Instructions for the task »
Revise the records from the line with "y-tick-label: 100 bbox=[27, 330, 52, 345]" up to and including the line with "bubble-center bbox=[187, 290, 192, 295]", replacing "bubble-center" with "bubble-midpoint" and leaving everything else unchanged. Give only those lines.

Extracted entries »

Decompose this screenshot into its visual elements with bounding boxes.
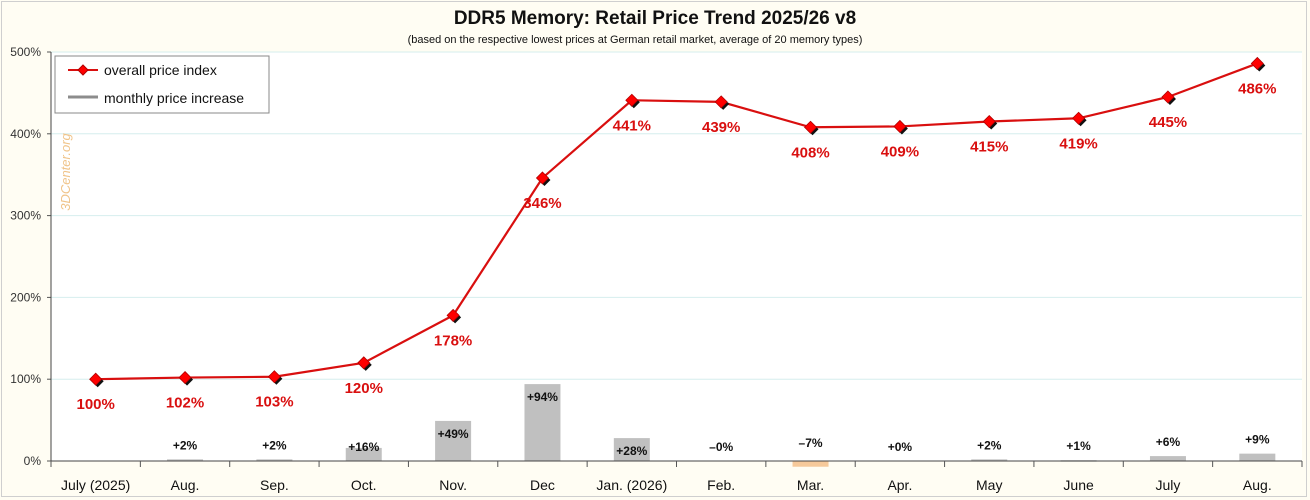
data-point-marker	[625, 93, 639, 107]
bar	[435, 420, 472, 461]
bar-value-label: +28%	[616, 444, 647, 458]
data-point-marker	[982, 114, 996, 129]
bar-value-label: +0%	[888, 440, 913, 454]
bar-value-label: +94%	[527, 390, 558, 404]
point-value-label: 409%	[881, 143, 919, 160]
x-tick-label: Nov.	[439, 477, 467, 493]
line-series	[89, 56, 1266, 388]
y-tick-label: 500%	[10, 45, 41, 59]
bar-series	[167, 384, 1276, 467]
data-point-marker	[803, 120, 818, 134]
x-tick-label: July (2025)	[61, 477, 130, 493]
point-value-label: 439%	[702, 119, 740, 136]
watermark: 3DCenter.org	[58, 132, 73, 210]
point-value-label: 120%	[345, 380, 383, 397]
bar-value-label: +9%	[1245, 433, 1270, 447]
y-tick-label: 0%	[24, 454, 42, 468]
bar-value-label: +49%	[438, 427, 469, 441]
bar	[524, 384, 561, 461]
point-value-label: 102%	[166, 395, 204, 412]
y-tick-label: 400%	[10, 127, 41, 141]
bar	[1149, 456, 1186, 461]
legend: overall price index monthly price increa…	[54, 55, 270, 114]
price-index-line	[95, 62, 1258, 381]
data-point-marker	[535, 171, 550, 185]
data-point-marker	[178, 370, 192, 385]
data-point-marker	[446, 308, 460, 322]
chart-title: DDR5 Memory: Retail Price Trend 2025/26 …	[454, 8, 856, 29]
axes: 0% 100% 200% 300% 400% 500% July (2025) Aug. Sep…	[10, 45, 1303, 493]
x-tick-label: June	[1063, 477, 1094, 493]
plot-area	[51, 52, 1302, 461]
point-value-label: 408%	[791, 144, 829, 161]
point-value-label: 445%	[1149, 114, 1187, 131]
data-point-marker	[893, 119, 907, 134]
gridlines	[51, 51, 1302, 461]
data-point-marker	[1161, 90, 1175, 104]
legend-diamond-icon	[77, 64, 89, 76]
bar	[792, 461, 829, 467]
x-tick-label: Sep.	[260, 477, 289, 493]
data-point-marker	[267, 370, 281, 384]
bar-value-label: +16%	[348, 440, 379, 454]
x-tick-label: Feb.	[707, 477, 735, 493]
point-value-label: 441%	[613, 117, 651, 134]
x-tick-label: Aug.	[1243, 477, 1272, 493]
legend-label-price-index: overall price index	[104, 62, 217, 78]
bar-value-label: +6%	[1156, 435, 1181, 449]
point-value-label: 486%	[1238, 80, 1276, 97]
y-tick-label: 200%	[10, 290, 41, 304]
point-value-label: 100%	[76, 396, 114, 413]
bar	[1239, 453, 1276, 461]
x-tick-label: Mar.	[797, 477, 824, 493]
bar-value-label: +2%	[173, 438, 198, 452]
data-point-marker	[1250, 56, 1264, 71]
point-value-label: 415%	[970, 139, 1008, 156]
x-tick-label: May	[976, 477, 1002, 493]
point-value-label: 178%	[434, 332, 472, 349]
data-point-marker	[1072, 111, 1086, 125]
x-tick-label: Aug.	[171, 477, 200, 493]
bar	[971, 459, 1008, 461]
bar-value-label: +1%	[1066, 439, 1091, 453]
x-tick-label: Oct.	[351, 477, 377, 493]
point-value-label: 419%	[1059, 135, 1097, 152]
y-tick-label: 100%	[10, 372, 41, 386]
bar	[345, 447, 382, 461]
point-value-label: 346%	[523, 195, 561, 212]
bar-value-label: +2%	[977, 438, 1002, 452]
x-tick-label: July	[1156, 477, 1181, 493]
legend-box	[54, 55, 270, 114]
x-tick-label: Jan. (2026)	[596, 477, 667, 493]
legend-label-monthly-increase: monthly price increase	[104, 90, 244, 106]
data-point-marker	[357, 356, 371, 370]
bar	[167, 459, 204, 461]
y-tick-label: 300%	[10, 209, 41, 223]
bar-value-label: –7%	[799, 436, 823, 450]
chart-subtitle: (based on the respective lowest prices a…	[408, 34, 863, 46]
x-tick-label: Apr.	[887, 477, 912, 493]
bar-value-label: +2%	[262, 438, 287, 452]
x-tick-label: Dec	[530, 477, 555, 493]
point-value-label: 103%	[255, 394, 293, 411]
bar-value-label: –0%	[709, 440, 733, 454]
bar	[613, 438, 650, 461]
data-labels: +2% +2% +16% +49% +94% +28% –0% –7% +0% +2% +1% +6%…	[76, 80, 1276, 458]
data-point-marker	[714, 95, 728, 109]
bar	[256, 459, 293, 461]
data-point-marker	[89, 372, 103, 386]
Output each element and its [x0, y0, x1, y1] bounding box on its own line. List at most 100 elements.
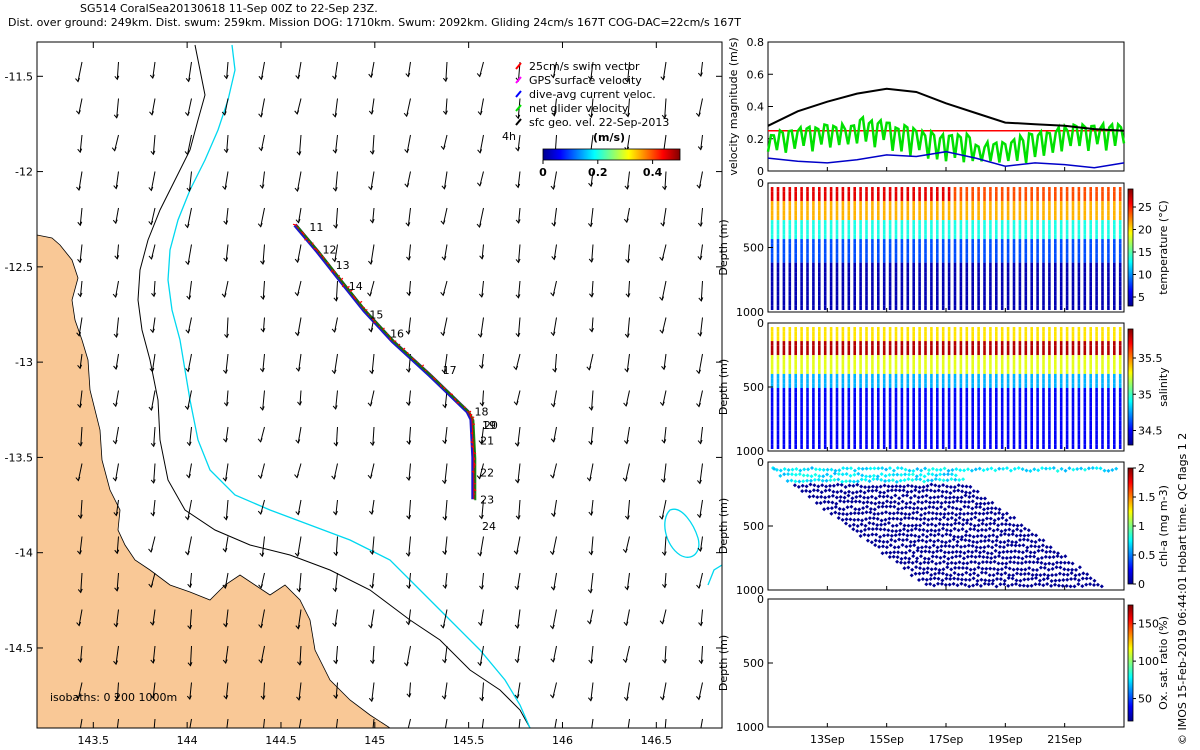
section-sample	[965, 300, 969, 306]
section-sample	[989, 392, 992, 398]
section-sample	[882, 239, 886, 244]
section-sample	[907, 468, 912, 473]
section-sample	[776, 272, 780, 277]
section-sample	[906, 341, 910, 346]
section-sample	[900, 272, 904, 277]
section-sample	[812, 253, 815, 258]
section-sample	[1054, 430, 1057, 435]
credit-text: © IMOS 15-Feb-2019 06:44:01 Hobart time.…	[1176, 432, 1189, 745]
section-sample	[1001, 466, 1006, 471]
section-sample	[972, 523, 977, 528]
section-sample	[800, 392, 803, 398]
section-sample	[951, 500, 956, 505]
section-sample	[1107, 291, 1110, 296]
section-sample	[1048, 439, 1051, 445]
section-sample	[800, 397, 803, 403]
velocity-arrow	[149, 98, 156, 116]
section-sample	[947, 500, 952, 505]
section-sample	[930, 355, 933, 360]
section-sample	[822, 507, 827, 512]
section-sample	[1030, 359, 1033, 365]
velocity-arrow	[186, 682, 192, 700]
section-sample	[829, 229, 833, 235]
section-sample	[894, 406, 898, 412]
section-sample	[865, 420, 868, 426]
section-sample	[900, 406, 904, 412]
section-sample	[1065, 327, 1069, 332]
section-sample	[1059, 229, 1063, 235]
section-sample	[900, 229, 904, 235]
section-sample	[939, 581, 944, 586]
section-sample	[877, 402, 880, 407]
section-sample	[906, 430, 910, 435]
section-sample	[788, 262, 792, 268]
section-sample	[959, 300, 963, 306]
section-sample	[871, 359, 874, 365]
section-sample	[818, 248, 821, 254]
section-sample	[936, 364, 939, 370]
section-sample	[1012, 276, 1016, 282]
section-sample	[960, 484, 965, 489]
section-sample	[965, 439, 969, 445]
section-sample	[782, 234, 786, 240]
section-sample	[873, 501, 878, 506]
section-sample	[829, 224, 833, 230]
section-sample	[1077, 234, 1081, 240]
section-sample	[1030, 224, 1033, 230]
velocity-arrow	[113, 499, 119, 517]
section-sample	[882, 527, 887, 532]
section-sample	[1042, 234, 1045, 240]
section-sample	[1012, 350, 1016, 356]
section-sample	[1077, 378, 1081, 384]
section-sample	[1095, 224, 1098, 230]
section-colorbar-tick-label: 35.5	[1138, 352, 1163, 365]
section-sample	[924, 383, 927, 388]
section-sample	[877, 262, 880, 268]
section-sample	[989, 224, 992, 230]
section-sample	[1065, 257, 1069, 263]
map-x-tick-label: 145	[364, 734, 385, 747]
section-sample	[1018, 402, 1022, 407]
section-sample	[971, 187, 974, 192]
velocity-arrow	[515, 499, 521, 520]
velocity-arrow	[515, 134, 521, 152]
section-sample	[936, 388, 939, 393]
section-sample	[936, 411, 939, 417]
section-sample	[1030, 191, 1033, 197]
section-sample	[847, 286, 851, 292]
section-sample	[859, 341, 862, 346]
section-sample	[998, 544, 1002, 549]
section-sample	[947, 359, 951, 365]
section-sample	[1089, 205, 1092, 211]
section-sample	[956, 534, 961, 539]
section-sample	[947, 276, 951, 282]
section-sample	[1059, 466, 1064, 471]
section-sample	[1113, 291, 1116, 296]
section-sample	[918, 383, 921, 388]
section-sample	[776, 295, 780, 301]
section-sample	[788, 444, 792, 449]
section-sample	[1065, 187, 1069, 192]
section-sample	[871, 305, 874, 310]
section-sample	[1076, 582, 1081, 587]
section-sample	[993, 555, 998, 560]
swim-vector	[469, 413, 472, 417]
section-sample	[1048, 210, 1051, 216]
section-sample	[1071, 286, 1075, 292]
section-sample	[909, 573, 914, 578]
section-sample	[924, 191, 927, 197]
section-sample	[959, 537, 964, 542]
section-sample	[941, 224, 945, 230]
section-sample	[963, 533, 968, 538]
section-sample	[1077, 262, 1081, 268]
section-sample	[930, 220, 933, 225]
section-sample	[894, 364, 898, 370]
section-sample	[841, 392, 845, 398]
section-sample	[806, 378, 809, 384]
section-sample	[1113, 444, 1116, 449]
section-sample	[859, 416, 862, 421]
section-sample	[1024, 373, 1028, 379]
section-sample	[1042, 397, 1045, 403]
section-sample	[1118, 281, 1122, 287]
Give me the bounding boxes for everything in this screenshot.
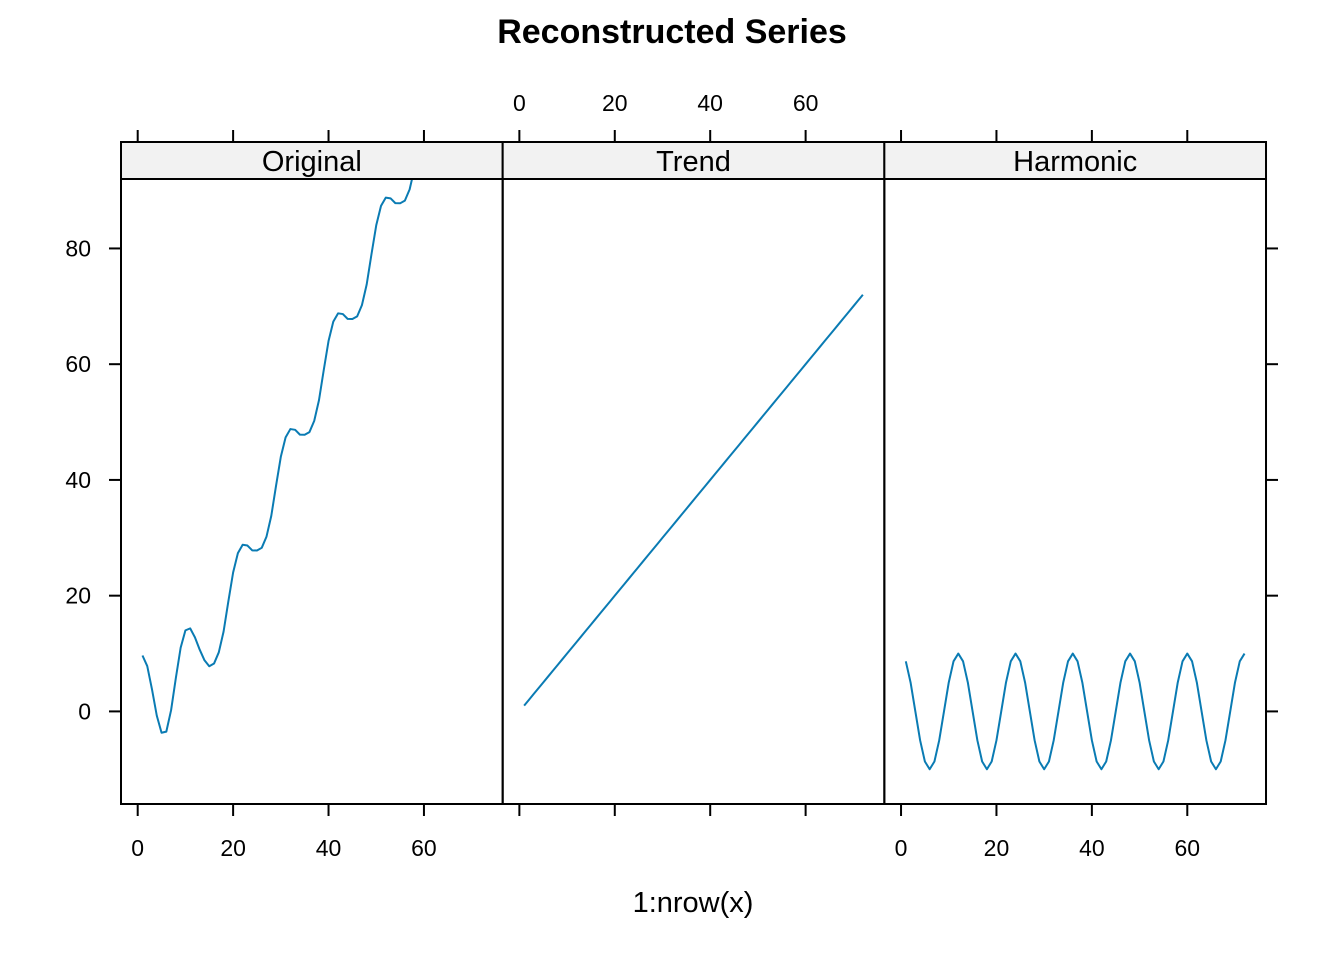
x-tick-label-harmonic-20: 20: [984, 835, 1010, 861]
y-tick-label-0: 0: [78, 698, 91, 724]
x-tick-label-top-trend-40: 40: [697, 90, 723, 116]
x-tick-label-harmonic-40: 40: [1079, 835, 1105, 861]
x-tick-label-harmonic-0: 0: [895, 835, 908, 861]
strip-harmonic: [883, 141, 1268, 180]
x-axis-label: 1:nrow(x): [633, 887, 754, 919]
y-tick-label-60: 60: [65, 351, 91, 377]
panels: Original 0 20 40 60 0 20 40 60 80 Trend 0 20 40 60 Harm…: [65, 90, 1279, 861]
chart-title: Reconstructed Series: [497, 13, 847, 51]
y-tick-label-40: 40: [65, 467, 91, 493]
panel-frame-original: [120, 178, 504, 805]
strip-label-original: Original: [262, 146, 362, 178]
series-line-original: [141, 179, 414, 734]
x-tick-label-original-40: 40: [316, 835, 342, 861]
x-tick-label-top-trend-20: 20: [602, 90, 628, 116]
x-tick-label-original-60: 60: [411, 835, 437, 861]
y-tick-label-20: 20: [65, 583, 91, 609]
x-tick-label-top-trend-60: 60: [793, 90, 819, 116]
x-tick-label-original-0: 0: [131, 835, 144, 861]
strip-original: [120, 141, 504, 180]
series-line-trend: [523, 294, 864, 707]
x-tick-label-original-20: 20: [220, 835, 246, 861]
y-tick-label-80: 80: [65, 235, 91, 261]
series-line-harmonic: [904, 652, 1246, 771]
x-tick-label-top-trend-0: 0: [513, 90, 526, 116]
panel-frame-harmonic: [883, 178, 1268, 805]
x-tick-label-harmonic-60: 60: [1174, 835, 1200, 861]
panel-frame-trend: [501, 178, 886, 805]
strip-label-trend: Trend: [656, 146, 731, 178]
strip-label-harmonic: Harmonic: [1013, 146, 1137, 178]
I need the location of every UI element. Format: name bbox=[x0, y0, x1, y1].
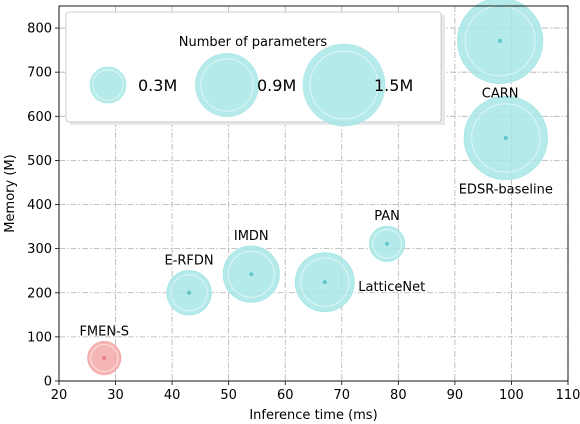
y-tick-label: 100 bbox=[27, 330, 52, 345]
bubble-ring bbox=[471, 103, 541, 173]
bubble-imdn bbox=[222, 245, 280, 303]
bubbles bbox=[87, 0, 548, 376]
legend: Number of parameters 0.3M 0.9M 1.5M bbox=[65, 11, 445, 127]
legend-bubble-ring bbox=[92, 69, 124, 101]
bubble-ring bbox=[372, 228, 402, 259]
bubble-ring bbox=[227, 250, 275, 298]
x-tick-label: 110 bbox=[556, 388, 580, 403]
y-tick-label: 600 bbox=[27, 110, 52, 125]
bubble-center bbox=[322, 280, 327, 285]
bubble-center bbox=[187, 290, 192, 295]
y-tick-label: 500 bbox=[27, 154, 52, 169]
x-axis-label: Inference time (ms) bbox=[249, 408, 377, 423]
x-tick-label: 30 bbox=[107, 388, 124, 403]
legend-label: 0.9M bbox=[257, 76, 296, 95]
legend-entry: 1.5M bbox=[302, 43, 413, 127]
bubble-ring bbox=[170, 274, 208, 312]
y-tick-label: 800 bbox=[27, 22, 52, 37]
bubble-carn bbox=[457, 0, 544, 84]
point-label: IMDN bbox=[234, 229, 269, 244]
y-tick-label: 0 bbox=[44, 375, 52, 390]
plot-frame bbox=[58, 5, 569, 382]
bubble-edsr-baseline bbox=[463, 95, 548, 181]
legend-bubble-ring bbox=[200, 58, 254, 112]
legend-bubble bbox=[89, 66, 127, 104]
y-tick-label: 300 bbox=[27, 242, 52, 257]
x-tick-label: 50 bbox=[220, 388, 237, 403]
x-tick-label: 70 bbox=[334, 388, 351, 403]
point-label: EDSR-baseline bbox=[459, 183, 553, 198]
bubble-center bbox=[102, 356, 107, 361]
x-tick-label: 100 bbox=[499, 388, 524, 403]
legend-entry: 0.9M bbox=[194, 52, 296, 118]
legend-entry: 0.3M bbox=[89, 66, 177, 104]
point-label: PAN bbox=[374, 209, 400, 224]
bubble-fmen-s bbox=[87, 341, 122, 376]
y-axis-label: Memory (M) bbox=[3, 154, 18, 232]
bubble-ring bbox=[90, 343, 119, 373]
legend-bubble bbox=[194, 52, 260, 118]
legend-label: 1.5M bbox=[374, 76, 413, 95]
bubble-latticenet bbox=[294, 252, 355, 313]
axes: 20 30 40 50 60 70 80 90 100 110 0 100 200 300 400 500 60… bbox=[27, 5, 580, 403]
bubble-center bbox=[503, 135, 508, 140]
y-tick-label: 200 bbox=[27, 286, 52, 301]
legend-label: 0.3M bbox=[138, 76, 177, 95]
legend-bubble-ring bbox=[309, 50, 379, 120]
x-tick-label: 80 bbox=[390, 388, 407, 403]
x-tick-label: 90 bbox=[447, 388, 464, 403]
point-label: FMEN-S bbox=[79, 325, 129, 340]
legend-bubble bbox=[302, 43, 386, 127]
point-label: CARN bbox=[482, 86, 519, 101]
bubble-center bbox=[385, 241, 390, 246]
point-label: LatticeNet bbox=[358, 280, 425, 295]
x-tick-label: 40 bbox=[164, 388, 181, 403]
x-tick-label: 60 bbox=[277, 388, 294, 403]
point-label: E-RFDN bbox=[164, 254, 213, 269]
y-tick-label: 700 bbox=[27, 66, 52, 81]
y-tick-label: 400 bbox=[27, 198, 52, 213]
bubble-pan bbox=[368, 225, 406, 262]
bubble-center bbox=[249, 272, 254, 277]
point-labels: FMEN-S E-RFDN IMDN LatticeNet PAN CARN EDSR-ba… bbox=[79, 86, 552, 339]
bubble-e-rfdn bbox=[166, 270, 212, 316]
bubble-ring bbox=[300, 257, 350, 307]
x-tick-label: 20 bbox=[51, 388, 68, 403]
legend-title: Number of parameters bbox=[179, 35, 328, 50]
bubble-center bbox=[498, 38, 503, 43]
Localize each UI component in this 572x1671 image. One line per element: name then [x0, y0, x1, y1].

Problem solution »
y-tick-label: 100 bbox=[27, 330, 52, 345]
bubble-ring bbox=[471, 103, 541, 173]
bubble-imdn bbox=[222, 245, 280, 303]
bubbles bbox=[87, 0, 548, 376]
legend: Number of parameters 0.3M 0.9M 1.5M bbox=[65, 11, 445, 127]
legend-bubble-ring bbox=[92, 69, 124, 101]
bubble-ring bbox=[372, 228, 402, 259]
bubble-ring bbox=[227, 250, 275, 298]
x-tick-label: 110 bbox=[556, 388, 580, 403]
y-tick-label: 600 bbox=[27, 110, 52, 125]
bubble-midpoint bbox=[322, 280, 327, 285]
bubble-midpoint bbox=[187, 290, 192, 295]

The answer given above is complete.